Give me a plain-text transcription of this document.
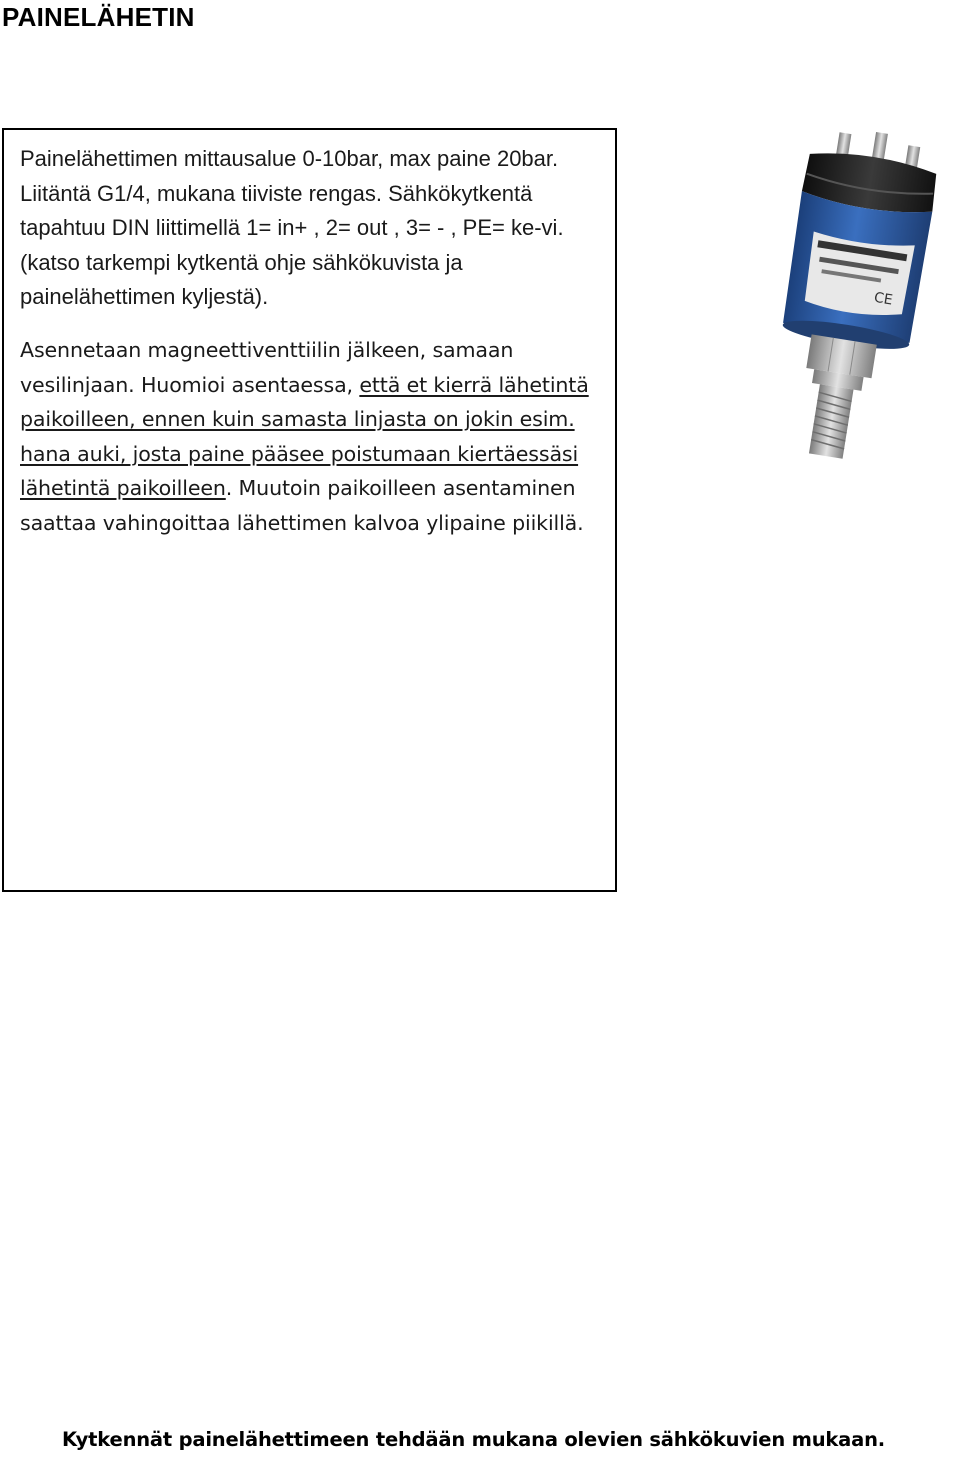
PAINELÄHETIN

Painelähettimen mittausalue 0-10bar, max paine 20bar. Liitäntä G1/4, mukana tiiviste rengas. Sähkökytkentä tapahtuu DIN liittimellä 1= in+ , 2= out , 3= - , PE= ke-vi. (katso tarkempi kytkentä ohje sähkökuvista ja painelähettimen kyljestä).

Asennetaan magneettiventtiilin jälkeen, samaan vesilinjaan. Huomioi asentaessa, että et kierrä lähetintä paikoilleen, ennen kuin samasta linjasta on jokin esim. hana auki, josta paine pääsee poistumaan kiertäessäsi lähetintä paikoilleen. Muutoin paikoilleen asentaminen saattaa vahingoittaa lähettimen kalvoa ylipaine piikillä.

CE
Kytkennät painelähettimeen tehdään mukana olevien sähkökuvien mukaan.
————————
## Direction
Write out the listing above exactly as it stands, pictures excluded.

## Solution to this problem
Give me a plain-text transcription of this document.
PAINELÄHETIN

Painelähettimen mittausalue 0-10bar, max paine 20bar. Liitäntä G1/4, mukana tiiviste rengas. Sähkökytkentä tapahtuu DIN liittimellä 1= in+ , 2= out , 3= - , PE= ke-vi. (katso tarkempi kytkentä ohje sähkökuvista ja painelähettimen kyljestä).

Asennetaan magneettiventtiilin jälkeen, samaan vesilinjaan. Huomioi asentaessa, että et kierrä lähetintä paikoilleen, ennen kuin samasta linjasta on jokin esim. hana auki, josta paine pääsee poistumaan kiertäessäsi lähetintä paikoilleen. Muutoin paikoilleen asentaminen saattaa vahingoittaa lähettimen kalvoa ylipaine piikillä.

CE
Kytkennät painelähettimeen tehdään mukana olevien sähkökuvien mukaan.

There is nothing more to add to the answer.